* WORK TO BE COMPLETED *
Reproduce the full listing below unchanged, apart from the pictures.

Data extracted from a collection:
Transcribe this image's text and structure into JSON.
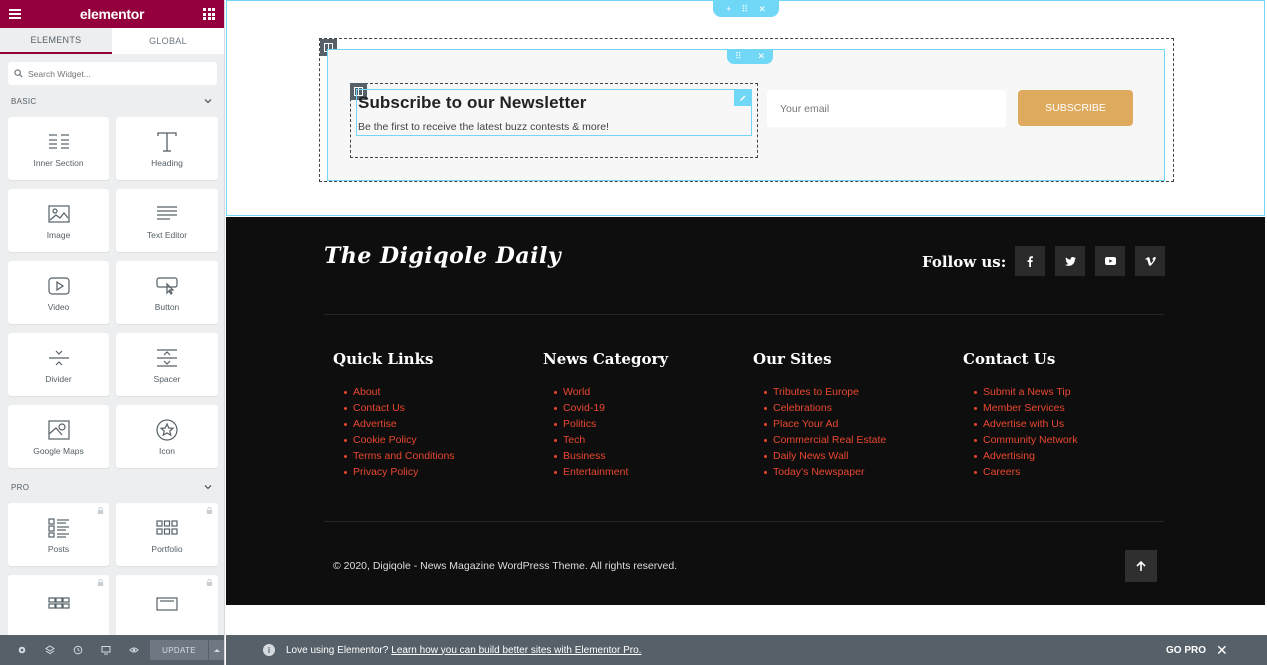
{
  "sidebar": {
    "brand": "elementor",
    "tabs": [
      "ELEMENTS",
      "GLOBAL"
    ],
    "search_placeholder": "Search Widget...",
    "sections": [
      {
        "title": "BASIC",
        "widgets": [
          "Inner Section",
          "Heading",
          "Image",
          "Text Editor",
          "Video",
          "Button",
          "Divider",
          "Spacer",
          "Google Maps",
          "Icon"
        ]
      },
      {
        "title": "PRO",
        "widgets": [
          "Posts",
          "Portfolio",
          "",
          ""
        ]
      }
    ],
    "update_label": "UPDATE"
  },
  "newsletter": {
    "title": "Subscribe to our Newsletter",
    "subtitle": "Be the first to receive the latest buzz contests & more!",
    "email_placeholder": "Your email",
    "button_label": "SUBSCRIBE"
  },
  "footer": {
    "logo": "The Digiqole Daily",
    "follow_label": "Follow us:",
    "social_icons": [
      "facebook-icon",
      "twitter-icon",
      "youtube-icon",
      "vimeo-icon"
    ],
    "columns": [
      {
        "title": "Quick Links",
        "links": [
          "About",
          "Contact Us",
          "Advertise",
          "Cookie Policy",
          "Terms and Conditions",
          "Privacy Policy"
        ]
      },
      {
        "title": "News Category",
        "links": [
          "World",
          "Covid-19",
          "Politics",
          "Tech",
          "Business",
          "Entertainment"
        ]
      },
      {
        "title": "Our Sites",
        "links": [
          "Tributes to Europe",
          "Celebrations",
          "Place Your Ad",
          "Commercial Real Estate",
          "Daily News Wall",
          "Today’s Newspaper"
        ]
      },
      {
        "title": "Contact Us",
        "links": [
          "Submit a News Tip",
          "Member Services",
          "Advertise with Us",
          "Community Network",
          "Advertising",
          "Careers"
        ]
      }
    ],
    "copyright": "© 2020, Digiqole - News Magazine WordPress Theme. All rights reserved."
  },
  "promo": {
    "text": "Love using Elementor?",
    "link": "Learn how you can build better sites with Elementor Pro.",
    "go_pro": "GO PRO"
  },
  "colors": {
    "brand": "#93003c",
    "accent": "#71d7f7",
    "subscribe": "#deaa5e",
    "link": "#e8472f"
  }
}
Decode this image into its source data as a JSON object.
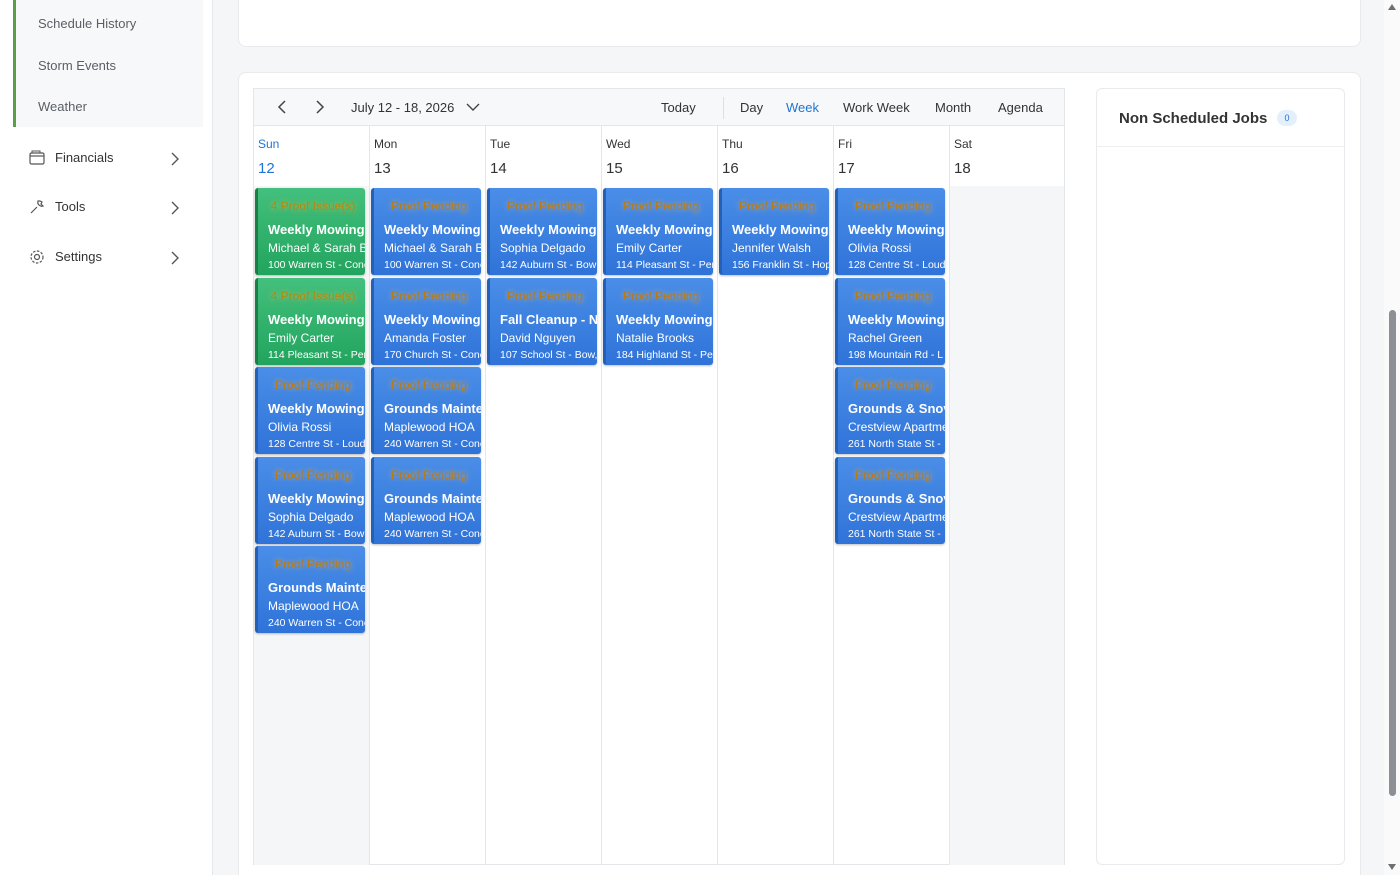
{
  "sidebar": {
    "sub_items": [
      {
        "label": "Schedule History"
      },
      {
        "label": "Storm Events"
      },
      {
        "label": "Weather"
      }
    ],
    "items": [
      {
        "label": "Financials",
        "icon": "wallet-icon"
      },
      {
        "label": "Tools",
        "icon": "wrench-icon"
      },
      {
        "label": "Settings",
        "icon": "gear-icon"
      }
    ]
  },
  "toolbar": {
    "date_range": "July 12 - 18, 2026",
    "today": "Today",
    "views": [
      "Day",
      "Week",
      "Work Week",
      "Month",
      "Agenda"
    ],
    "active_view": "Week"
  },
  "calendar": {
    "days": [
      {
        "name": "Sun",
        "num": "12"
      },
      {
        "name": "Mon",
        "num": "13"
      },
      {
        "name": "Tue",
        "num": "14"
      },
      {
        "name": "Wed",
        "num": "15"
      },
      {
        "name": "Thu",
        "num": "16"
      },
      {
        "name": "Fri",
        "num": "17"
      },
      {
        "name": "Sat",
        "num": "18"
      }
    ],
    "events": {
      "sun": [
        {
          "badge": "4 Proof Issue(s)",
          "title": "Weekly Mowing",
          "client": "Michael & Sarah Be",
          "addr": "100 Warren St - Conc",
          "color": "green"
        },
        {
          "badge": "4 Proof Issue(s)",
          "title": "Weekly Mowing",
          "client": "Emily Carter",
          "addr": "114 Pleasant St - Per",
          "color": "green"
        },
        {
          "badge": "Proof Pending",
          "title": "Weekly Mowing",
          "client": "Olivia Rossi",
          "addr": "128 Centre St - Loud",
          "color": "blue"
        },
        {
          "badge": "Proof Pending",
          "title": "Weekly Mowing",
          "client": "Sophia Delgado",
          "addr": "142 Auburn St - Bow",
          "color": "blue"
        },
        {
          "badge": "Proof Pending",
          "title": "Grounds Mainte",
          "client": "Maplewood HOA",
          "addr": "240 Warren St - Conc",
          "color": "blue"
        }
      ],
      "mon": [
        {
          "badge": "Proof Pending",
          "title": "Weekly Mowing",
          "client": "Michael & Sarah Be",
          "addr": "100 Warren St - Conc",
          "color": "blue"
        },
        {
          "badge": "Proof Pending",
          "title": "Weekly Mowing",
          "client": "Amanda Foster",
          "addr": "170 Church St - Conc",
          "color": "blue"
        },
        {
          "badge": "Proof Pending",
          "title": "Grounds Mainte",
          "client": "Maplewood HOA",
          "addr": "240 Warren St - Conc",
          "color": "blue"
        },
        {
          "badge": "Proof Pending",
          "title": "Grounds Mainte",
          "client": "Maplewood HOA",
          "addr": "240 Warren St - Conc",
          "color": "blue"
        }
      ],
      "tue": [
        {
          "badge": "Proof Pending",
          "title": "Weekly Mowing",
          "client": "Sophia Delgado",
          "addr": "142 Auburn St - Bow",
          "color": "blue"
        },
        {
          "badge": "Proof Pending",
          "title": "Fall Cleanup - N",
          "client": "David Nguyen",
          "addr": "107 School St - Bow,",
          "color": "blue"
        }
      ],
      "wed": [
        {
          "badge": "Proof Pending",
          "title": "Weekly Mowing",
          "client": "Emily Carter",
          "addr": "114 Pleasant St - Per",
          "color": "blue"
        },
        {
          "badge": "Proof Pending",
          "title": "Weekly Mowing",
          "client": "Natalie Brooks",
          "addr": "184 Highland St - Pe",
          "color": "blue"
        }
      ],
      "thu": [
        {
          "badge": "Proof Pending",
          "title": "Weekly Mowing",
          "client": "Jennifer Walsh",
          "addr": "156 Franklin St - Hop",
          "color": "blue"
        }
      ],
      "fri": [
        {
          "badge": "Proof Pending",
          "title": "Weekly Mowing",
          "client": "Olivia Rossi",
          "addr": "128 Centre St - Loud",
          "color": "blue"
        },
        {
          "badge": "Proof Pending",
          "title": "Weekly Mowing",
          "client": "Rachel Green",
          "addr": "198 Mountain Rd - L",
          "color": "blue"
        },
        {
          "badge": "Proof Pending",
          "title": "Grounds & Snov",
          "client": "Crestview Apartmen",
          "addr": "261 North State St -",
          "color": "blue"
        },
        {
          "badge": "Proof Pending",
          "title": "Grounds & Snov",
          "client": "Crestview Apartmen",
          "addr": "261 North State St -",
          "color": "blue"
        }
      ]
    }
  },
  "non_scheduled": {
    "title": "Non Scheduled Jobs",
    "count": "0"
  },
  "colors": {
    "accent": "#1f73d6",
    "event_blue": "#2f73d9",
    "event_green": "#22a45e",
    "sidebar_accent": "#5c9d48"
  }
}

* RESULT *
Transcribe this image's text and structure into JSON.
{
  "sidebar": {
    "brand": "elementor",
    "tabs": [
      "ELEMENTS",
      "GLOBAL"
    ],
    "search_placeholder": "Search Widget...",
    "sections": [
      {
        "title": "BASIC",
        "widgets": [
          "Inner Section",
          "Heading",
          "Image",
          "Text Editor",
          "Video",
          "Button",
          "Divider",
          "Spacer",
          "Google Maps",
          "Icon"
        ]
      },
      {
        "title": "PRO",
        "widgets": [
          "Posts",
          "Portfolio",
          "",
          ""
        ]
      }
    ],
    "update_label": "UPDATE"
  },
  "newsletter": {
    "title": "Subscribe to our Newsletter",
    "subtitle": "Be the first to receive the latest buzz contests & more!",
    "email_placeholder": "Your email",
    "button_label": "SUBSCRIBE"
  },
  "footer": {
    "logo": "The Digiqole Daily",
    "follow_label": "Follow us:",
    "social_icons": [
      "facebook-icon",
      "twitter-icon",
      "youtube-icon",
      "vimeo-icon"
    ],
    "columns": [
      {
        "title": "Quick Links",
        "links": [
          "About",
          "Contact Us",
          "Advertise",
          "Cookie Policy",
          "Terms and Conditions",
          "Privacy Policy"
        ]
      },
      {
        "title": "News Category",
        "links": [
          "World",
          "Covid-19",
          "Politics",
          "Tech",
          "Business",
          "Entertainment"
        ]
      },
      {
        "title": "Our Sites",
        "links": [
          "Tributes to Europe",
          "Celebrations",
          "Place Your Ad",
          "Commercial Real Estate",
          "Daily News Wall",
          "Today’s Newspaper"
        ]
      },
      {
        "title": "Contact Us",
        "links": [
          "Submit a News Tip",
          "Member Services",
          "Advertise with Us",
          "Community Network",
          "Advertising",
          "Careers"
        ]
      }
    ],
    "copyright": "© 2020, Digiqole - News Magazine WordPress Theme. All rights reserved."
  },
  "promo": {
    "text": "Love using Elementor?",
    "link": "Learn how you can build better sites with Elementor Pro.",
    "go_pro": "GO PRO"
  },
  "colors": {
    "brand": "#93003c",
    "accent": "#71d7f7",
    "subscribe": "#deaa5e",
    "link": "#e8472f"
  }
}
Decode this image into its source data as a JSON object.
{
  "sidebar": {
    "sub_items": [
      {
        "label": "Schedule History"
      },
      {
        "label": "Storm Events"
      },
      {
        "label": "Weather"
      }
    ],
    "items": [
      {
        "label": "Financials",
        "icon": "wallet-icon"
      },
      {
        "label": "Tools",
        "icon": "wrench-icon"
      },
      {
        "label": "Settings",
        "icon": "gear-icon"
      }
    ]
  },
  "toolbar": {
    "date_range": "July 12 - 18, 2026",
    "today": "Today",
    "views": [
      "Day",
      "Week",
      "Work Week",
      "Month",
      "Agenda"
    ],
    "active_view": "Week"
  },
  "calendar": {
    "days": [
      {
        "name": "Sun",
        "num": "12"
      },
      {
        "name": "Mon",
        "num": "13"
      },
      {
        "name": "Tue",
        "num": "14"
      },
      {
        "name": "Wed",
        "num": "15"
      },
      {
        "name": "Thu",
        "num": "16"
      },
      {
        "name": "Fri",
        "num": "17"
      },
      {
        "name": "Sat",
        "num": "18"
      }
    ],
    "events": {
      "sun": [
        {
          "badge": "4 Proof Issue(s)",
          "title": "Weekly Mowing",
          "client": "Michael & Sarah Be",
          "addr": "100 Warren St - Conc",
          "color": "green"
        },
        {
          "badge": "4 Proof Issue(s)",
          "title": "Weekly Mowing",
          "client": "Emily Carter",
          "addr": "114 Pleasant St - Per",
          "color": "green"
        },
        {
          "badge": "Proof Pending",
          "title": "Weekly Mowing",
          "client": "Olivia Rossi",
          "addr": "128 Centre St - Loud",
          "color": "blue"
        },
        {
          "badge": "Proof Pending",
          "title": "Weekly Mowing",
          "client": "Sophia Delgado",
          "addr": "142 Auburn St - Bow",
          "color": "blue"
        },
        {
          "badge": "Proof Pending",
          "title": "Grounds Mainte",
          "client": "Maplewood HOA",
          "addr": "240 Warren St - Conc",
          "color": "blue"
        }
      ],
      "mon": [
        {
          "badge": "Proof Pending",
          "title": "Weekly Mowing",
          "client": "Michael & Sarah Be",
          "addr": "100 Warren St - Conc",
          "color": "blue"
        },
        {
          "badge": "Proof Pending",
          "title": "Weekly Mowing",
          "client": "Amanda Foster",
          "addr": "170 Church St - Conc",
          "color": "blue"
        },
        {
          "badge": "Proof Pending",
          "title": "Grounds Mainte",
          "client": "Maplewood HOA",
          "addr": "240 Warren St - Conc",
          "color": "blue"
        },
        {
          "badge": "Proof Pending",
          "title": "Grounds Mainte",
          "client": "Maplewood HOA",
          "addr": "240 Warren St - Conc",
          "color": "blue"
        }
      ],
      "tue": [
        {
          "badge": "Proof Pending",
          "title": "Weekly Mowing",
          "client": "Sophia Delgado",
          "addr": "142 Auburn St - Bow",
          "color": "blue"
        },
        {
          "badge": "Proof Pending",
          "title": "Fall Cleanup - N",
          "client": "David Nguyen",
          "addr": "107 School St - Bow,",
          "color": "blue"
        }
      ],
      "wed": [
        {
          "badge": "Proof Pending",
          "title": "Weekly Mowing",
          "client": "Emily Carter",
          "addr": "114 Pleasant St - Per",
          "color": "blue"
        },
        {
          "badge": "Proof Pending",
          "title": "Weekly Mowing",
          "client": "Natalie Brooks",
          "addr": "184 Highland St - Pe",
          "color": "blue"
        }
      ],
      "thu": [
        {
          "badge": "Proof Pending",
          "title": "Weekly Mowing",
          "client": "Jennifer Walsh",
          "addr": "156 Franklin St - Hop",
          "color": "blue"
        }
      ],
      "fri": [
        {
          "badge": "Proof Pending",
          "title": "Weekly Mowing",
          "client": "Olivia Rossi",
          "addr": "128 Centre St - Loud",
          "color": "blue"
        },
        {
          "badge": "Proof Pending",
          "title": "Weekly Mowing",
          "client": "Rachel Green",
          "addr": "198 Mountain Rd - L",
          "color": "blue"
        },
        {
          "badge": "Proof Pending",
          "title": "Grounds & Snov",
          "client": "Crestview Apartmen",
          "addr": "261 North State St -",
          "color": "blue"
        },
        {
          "badge": "Proof Pending",
          "title": "Grounds & Snov",
          "client": "Crestview Apartmen",
          "addr": "261 North State St -",
          "color": "blue"
        }
      ]
    }
  },
  "non_scheduled": {
    "title": "Non Scheduled Jobs",
    "count": "0"
  },
  "colors": {
    "accent": "#1f73d6",
    "event_blue": "#2f73d9",
    "event_green": "#22a45e",
    "sidebar_accent": "#5c9d48"
  }
}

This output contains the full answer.